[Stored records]
-- -- --

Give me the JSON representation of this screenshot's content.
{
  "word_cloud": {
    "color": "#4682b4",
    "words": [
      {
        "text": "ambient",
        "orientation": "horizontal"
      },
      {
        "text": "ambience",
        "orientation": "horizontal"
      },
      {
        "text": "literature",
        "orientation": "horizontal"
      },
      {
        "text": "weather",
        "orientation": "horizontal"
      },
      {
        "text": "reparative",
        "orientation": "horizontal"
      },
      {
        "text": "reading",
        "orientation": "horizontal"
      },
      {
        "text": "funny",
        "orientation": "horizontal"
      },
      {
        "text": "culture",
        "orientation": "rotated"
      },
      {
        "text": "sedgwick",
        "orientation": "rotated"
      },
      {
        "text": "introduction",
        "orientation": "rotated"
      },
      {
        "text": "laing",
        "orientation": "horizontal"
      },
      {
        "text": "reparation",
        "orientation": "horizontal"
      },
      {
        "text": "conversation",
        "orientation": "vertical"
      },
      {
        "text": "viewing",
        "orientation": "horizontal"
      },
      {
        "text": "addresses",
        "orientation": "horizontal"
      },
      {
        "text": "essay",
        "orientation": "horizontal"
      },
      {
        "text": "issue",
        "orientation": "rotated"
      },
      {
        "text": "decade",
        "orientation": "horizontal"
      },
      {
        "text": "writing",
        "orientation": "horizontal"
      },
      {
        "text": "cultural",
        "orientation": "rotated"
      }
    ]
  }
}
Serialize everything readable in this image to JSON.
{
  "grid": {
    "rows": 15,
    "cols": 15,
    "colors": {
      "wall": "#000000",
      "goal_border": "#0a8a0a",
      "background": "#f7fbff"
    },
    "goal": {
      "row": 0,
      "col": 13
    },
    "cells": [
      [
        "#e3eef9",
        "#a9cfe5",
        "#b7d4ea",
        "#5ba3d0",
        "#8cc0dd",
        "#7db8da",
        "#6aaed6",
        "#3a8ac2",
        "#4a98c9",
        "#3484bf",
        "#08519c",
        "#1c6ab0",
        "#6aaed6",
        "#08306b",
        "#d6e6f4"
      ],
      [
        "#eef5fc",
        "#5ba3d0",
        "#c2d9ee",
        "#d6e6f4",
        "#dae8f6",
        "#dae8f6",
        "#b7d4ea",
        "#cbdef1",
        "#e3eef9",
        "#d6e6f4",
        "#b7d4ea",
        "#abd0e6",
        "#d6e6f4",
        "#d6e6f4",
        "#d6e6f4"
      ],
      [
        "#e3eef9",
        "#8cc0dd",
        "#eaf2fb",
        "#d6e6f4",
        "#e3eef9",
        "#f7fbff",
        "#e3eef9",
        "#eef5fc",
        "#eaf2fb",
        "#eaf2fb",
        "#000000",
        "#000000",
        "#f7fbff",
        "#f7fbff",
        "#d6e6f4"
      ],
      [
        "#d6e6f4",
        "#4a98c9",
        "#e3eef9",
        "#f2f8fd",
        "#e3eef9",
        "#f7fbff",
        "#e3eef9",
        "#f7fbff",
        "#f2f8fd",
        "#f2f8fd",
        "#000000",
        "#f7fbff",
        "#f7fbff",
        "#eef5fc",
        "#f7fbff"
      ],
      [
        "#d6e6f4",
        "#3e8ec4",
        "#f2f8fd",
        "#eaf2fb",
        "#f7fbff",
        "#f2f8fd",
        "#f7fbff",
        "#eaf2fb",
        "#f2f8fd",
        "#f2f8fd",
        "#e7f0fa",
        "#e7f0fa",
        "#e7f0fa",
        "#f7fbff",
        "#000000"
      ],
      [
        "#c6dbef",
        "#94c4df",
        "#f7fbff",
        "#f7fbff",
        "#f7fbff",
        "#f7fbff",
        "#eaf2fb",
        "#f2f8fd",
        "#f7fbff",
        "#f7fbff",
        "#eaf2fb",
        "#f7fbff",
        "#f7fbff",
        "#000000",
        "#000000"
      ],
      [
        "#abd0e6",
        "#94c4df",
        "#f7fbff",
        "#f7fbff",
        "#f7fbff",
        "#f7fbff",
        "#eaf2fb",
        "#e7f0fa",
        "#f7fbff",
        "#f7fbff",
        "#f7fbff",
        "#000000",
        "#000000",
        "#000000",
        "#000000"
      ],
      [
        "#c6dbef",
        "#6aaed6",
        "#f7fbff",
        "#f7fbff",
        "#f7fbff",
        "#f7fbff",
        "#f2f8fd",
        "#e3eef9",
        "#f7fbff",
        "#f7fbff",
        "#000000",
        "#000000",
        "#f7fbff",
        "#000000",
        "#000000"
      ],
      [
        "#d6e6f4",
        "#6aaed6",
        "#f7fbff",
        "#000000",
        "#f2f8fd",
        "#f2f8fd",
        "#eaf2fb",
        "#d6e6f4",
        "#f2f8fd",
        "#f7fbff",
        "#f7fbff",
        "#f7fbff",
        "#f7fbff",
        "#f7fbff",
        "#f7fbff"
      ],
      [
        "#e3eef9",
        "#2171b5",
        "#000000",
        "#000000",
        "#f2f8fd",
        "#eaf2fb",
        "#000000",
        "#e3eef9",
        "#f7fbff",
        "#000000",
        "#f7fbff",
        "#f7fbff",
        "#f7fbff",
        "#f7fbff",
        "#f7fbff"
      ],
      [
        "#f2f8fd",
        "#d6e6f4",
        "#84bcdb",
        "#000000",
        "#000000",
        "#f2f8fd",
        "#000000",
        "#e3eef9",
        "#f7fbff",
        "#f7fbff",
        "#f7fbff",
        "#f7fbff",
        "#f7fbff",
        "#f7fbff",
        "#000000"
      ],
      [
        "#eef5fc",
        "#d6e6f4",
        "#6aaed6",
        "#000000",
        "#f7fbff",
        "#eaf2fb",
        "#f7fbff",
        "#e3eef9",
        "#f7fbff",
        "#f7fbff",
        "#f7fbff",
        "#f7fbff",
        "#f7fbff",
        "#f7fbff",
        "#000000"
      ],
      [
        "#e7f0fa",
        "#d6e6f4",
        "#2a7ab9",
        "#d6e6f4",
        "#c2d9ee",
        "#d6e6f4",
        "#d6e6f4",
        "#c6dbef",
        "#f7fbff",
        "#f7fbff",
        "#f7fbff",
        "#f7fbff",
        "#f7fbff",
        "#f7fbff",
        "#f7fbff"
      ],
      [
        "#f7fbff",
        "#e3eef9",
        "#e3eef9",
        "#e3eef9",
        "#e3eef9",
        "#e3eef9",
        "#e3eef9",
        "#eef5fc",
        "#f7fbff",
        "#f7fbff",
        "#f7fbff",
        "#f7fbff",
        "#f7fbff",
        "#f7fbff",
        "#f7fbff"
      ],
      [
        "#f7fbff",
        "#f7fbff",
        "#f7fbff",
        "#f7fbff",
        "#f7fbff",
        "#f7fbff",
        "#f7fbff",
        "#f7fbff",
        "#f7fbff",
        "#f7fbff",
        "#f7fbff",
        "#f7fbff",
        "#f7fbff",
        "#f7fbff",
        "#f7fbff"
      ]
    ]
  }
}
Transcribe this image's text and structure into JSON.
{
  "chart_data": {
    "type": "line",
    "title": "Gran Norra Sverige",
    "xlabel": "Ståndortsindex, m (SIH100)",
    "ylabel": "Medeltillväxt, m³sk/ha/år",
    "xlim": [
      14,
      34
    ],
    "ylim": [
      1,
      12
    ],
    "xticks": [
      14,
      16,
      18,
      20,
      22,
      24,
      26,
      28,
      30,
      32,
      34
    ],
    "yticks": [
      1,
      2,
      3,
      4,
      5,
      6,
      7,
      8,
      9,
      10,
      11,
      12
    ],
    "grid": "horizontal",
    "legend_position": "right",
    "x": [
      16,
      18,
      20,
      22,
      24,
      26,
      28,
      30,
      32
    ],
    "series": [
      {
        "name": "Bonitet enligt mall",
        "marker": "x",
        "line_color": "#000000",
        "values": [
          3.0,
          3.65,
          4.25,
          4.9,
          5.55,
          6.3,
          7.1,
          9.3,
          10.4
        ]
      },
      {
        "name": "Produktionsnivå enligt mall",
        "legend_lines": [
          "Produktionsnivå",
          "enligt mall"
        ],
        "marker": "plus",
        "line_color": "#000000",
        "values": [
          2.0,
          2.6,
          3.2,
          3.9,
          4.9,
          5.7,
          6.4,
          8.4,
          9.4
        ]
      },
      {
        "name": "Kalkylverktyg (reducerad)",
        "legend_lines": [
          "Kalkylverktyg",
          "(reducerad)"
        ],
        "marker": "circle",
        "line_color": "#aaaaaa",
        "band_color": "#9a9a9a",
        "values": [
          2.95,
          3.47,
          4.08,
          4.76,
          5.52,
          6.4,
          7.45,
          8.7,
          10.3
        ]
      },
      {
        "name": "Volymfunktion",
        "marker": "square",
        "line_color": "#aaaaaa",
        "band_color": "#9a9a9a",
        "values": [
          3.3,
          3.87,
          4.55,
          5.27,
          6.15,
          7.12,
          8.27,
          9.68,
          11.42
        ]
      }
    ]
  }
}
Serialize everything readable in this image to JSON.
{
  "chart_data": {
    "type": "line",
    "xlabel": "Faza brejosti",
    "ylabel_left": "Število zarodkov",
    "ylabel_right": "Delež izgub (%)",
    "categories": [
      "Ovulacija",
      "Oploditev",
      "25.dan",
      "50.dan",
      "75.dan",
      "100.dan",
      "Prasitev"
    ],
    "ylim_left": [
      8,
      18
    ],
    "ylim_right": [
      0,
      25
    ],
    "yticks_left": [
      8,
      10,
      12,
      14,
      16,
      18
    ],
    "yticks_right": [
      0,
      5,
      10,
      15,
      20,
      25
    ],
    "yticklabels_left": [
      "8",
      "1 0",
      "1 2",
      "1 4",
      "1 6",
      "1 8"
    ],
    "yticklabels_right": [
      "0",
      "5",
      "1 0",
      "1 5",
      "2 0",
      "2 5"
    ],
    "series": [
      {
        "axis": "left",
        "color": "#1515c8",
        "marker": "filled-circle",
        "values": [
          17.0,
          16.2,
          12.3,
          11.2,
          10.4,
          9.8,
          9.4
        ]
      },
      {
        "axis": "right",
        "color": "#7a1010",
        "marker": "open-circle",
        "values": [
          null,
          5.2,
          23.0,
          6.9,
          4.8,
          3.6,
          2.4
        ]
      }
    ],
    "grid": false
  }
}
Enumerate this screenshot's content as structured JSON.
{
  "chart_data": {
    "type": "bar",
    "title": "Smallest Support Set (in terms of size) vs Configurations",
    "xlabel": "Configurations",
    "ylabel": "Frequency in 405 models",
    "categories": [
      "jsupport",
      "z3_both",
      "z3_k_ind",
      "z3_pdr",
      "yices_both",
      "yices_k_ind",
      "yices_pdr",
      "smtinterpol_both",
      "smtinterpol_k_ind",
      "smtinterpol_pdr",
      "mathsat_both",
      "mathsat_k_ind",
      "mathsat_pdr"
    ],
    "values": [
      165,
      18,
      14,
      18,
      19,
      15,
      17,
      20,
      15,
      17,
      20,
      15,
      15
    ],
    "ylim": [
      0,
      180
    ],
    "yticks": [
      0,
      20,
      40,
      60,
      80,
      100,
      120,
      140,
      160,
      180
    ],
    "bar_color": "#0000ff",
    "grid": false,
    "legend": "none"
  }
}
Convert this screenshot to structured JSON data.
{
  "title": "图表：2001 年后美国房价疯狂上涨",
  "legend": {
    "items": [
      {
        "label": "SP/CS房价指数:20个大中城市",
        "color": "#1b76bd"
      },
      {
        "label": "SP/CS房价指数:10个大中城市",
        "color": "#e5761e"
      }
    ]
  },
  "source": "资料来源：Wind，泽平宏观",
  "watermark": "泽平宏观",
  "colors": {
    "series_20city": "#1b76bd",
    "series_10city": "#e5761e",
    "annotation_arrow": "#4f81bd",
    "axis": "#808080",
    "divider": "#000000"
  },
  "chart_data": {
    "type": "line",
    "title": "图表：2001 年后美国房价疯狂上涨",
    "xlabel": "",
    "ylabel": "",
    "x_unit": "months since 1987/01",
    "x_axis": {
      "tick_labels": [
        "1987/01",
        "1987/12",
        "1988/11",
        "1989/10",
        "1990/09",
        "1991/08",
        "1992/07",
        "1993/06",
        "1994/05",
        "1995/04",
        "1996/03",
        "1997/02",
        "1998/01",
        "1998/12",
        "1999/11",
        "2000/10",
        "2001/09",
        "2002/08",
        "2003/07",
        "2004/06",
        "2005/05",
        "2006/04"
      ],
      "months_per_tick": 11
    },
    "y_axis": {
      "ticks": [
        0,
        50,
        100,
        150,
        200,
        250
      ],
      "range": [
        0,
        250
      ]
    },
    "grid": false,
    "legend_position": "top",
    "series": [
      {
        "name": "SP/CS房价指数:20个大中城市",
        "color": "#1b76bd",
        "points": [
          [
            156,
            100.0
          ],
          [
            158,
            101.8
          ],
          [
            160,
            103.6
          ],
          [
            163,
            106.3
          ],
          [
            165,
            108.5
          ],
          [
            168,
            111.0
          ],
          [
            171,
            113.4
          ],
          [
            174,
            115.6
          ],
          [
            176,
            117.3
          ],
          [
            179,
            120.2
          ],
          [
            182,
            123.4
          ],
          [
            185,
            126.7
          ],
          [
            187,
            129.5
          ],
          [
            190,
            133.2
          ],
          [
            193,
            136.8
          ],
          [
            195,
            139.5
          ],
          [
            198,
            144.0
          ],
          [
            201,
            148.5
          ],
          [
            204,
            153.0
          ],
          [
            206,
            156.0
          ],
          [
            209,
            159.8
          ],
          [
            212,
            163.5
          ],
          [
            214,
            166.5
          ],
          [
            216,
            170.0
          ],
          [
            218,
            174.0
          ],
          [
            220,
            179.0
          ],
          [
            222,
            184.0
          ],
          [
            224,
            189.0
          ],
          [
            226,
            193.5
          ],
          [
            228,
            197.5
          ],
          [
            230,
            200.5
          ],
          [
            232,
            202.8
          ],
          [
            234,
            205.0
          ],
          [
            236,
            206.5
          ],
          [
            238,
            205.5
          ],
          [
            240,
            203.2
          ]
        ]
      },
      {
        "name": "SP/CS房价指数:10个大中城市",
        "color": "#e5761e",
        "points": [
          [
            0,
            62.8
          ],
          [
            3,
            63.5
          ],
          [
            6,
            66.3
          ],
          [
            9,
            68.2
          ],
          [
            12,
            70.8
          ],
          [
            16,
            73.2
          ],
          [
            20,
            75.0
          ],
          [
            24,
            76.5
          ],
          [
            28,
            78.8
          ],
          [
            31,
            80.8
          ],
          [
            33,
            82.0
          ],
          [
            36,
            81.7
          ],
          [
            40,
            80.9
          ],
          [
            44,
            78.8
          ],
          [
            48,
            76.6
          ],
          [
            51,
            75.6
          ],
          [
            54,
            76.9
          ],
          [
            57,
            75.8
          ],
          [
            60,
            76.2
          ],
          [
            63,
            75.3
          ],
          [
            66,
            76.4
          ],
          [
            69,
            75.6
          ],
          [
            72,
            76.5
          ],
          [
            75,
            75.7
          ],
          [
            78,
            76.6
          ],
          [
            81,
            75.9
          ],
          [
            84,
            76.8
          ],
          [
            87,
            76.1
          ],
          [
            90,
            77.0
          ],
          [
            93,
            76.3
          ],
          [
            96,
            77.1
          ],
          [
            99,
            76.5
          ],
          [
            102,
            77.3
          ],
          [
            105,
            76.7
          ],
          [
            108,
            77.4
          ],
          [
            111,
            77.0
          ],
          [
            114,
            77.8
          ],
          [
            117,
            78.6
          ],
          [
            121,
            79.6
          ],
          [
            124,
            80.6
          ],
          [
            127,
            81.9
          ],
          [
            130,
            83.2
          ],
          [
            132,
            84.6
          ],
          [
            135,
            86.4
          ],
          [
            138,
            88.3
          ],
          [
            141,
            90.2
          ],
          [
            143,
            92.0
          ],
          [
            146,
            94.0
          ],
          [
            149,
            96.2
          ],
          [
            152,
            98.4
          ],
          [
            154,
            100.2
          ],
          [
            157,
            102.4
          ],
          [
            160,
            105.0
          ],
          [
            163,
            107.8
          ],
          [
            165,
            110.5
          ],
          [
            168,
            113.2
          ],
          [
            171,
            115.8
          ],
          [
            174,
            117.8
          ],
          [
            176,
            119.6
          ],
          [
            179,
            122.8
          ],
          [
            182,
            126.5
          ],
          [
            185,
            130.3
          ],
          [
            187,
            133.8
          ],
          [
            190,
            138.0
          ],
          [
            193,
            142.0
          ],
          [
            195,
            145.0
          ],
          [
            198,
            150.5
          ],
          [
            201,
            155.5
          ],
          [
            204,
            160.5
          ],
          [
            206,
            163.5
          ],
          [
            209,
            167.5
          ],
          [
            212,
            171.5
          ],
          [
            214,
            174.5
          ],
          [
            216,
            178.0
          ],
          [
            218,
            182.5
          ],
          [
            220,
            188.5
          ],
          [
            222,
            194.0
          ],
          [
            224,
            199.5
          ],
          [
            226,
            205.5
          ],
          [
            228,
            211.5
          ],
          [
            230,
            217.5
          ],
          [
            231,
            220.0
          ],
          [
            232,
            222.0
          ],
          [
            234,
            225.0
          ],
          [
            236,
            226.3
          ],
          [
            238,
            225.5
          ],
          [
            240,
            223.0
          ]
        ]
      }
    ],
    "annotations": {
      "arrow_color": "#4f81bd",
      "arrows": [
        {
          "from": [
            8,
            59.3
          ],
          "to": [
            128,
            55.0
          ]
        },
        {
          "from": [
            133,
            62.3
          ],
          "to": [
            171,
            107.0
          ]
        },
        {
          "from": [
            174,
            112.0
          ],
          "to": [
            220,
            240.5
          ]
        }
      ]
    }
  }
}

-- -- --

◆ **Requirement**:
Search the entries for "年后美国房价疯狂上涨" and copy out each line that has it.

◆ **Result**:
  "title": "图表：2001 年后美国房价疯狂上涨",
    "title": "图表：2001 年后美国房价疯狂上涨",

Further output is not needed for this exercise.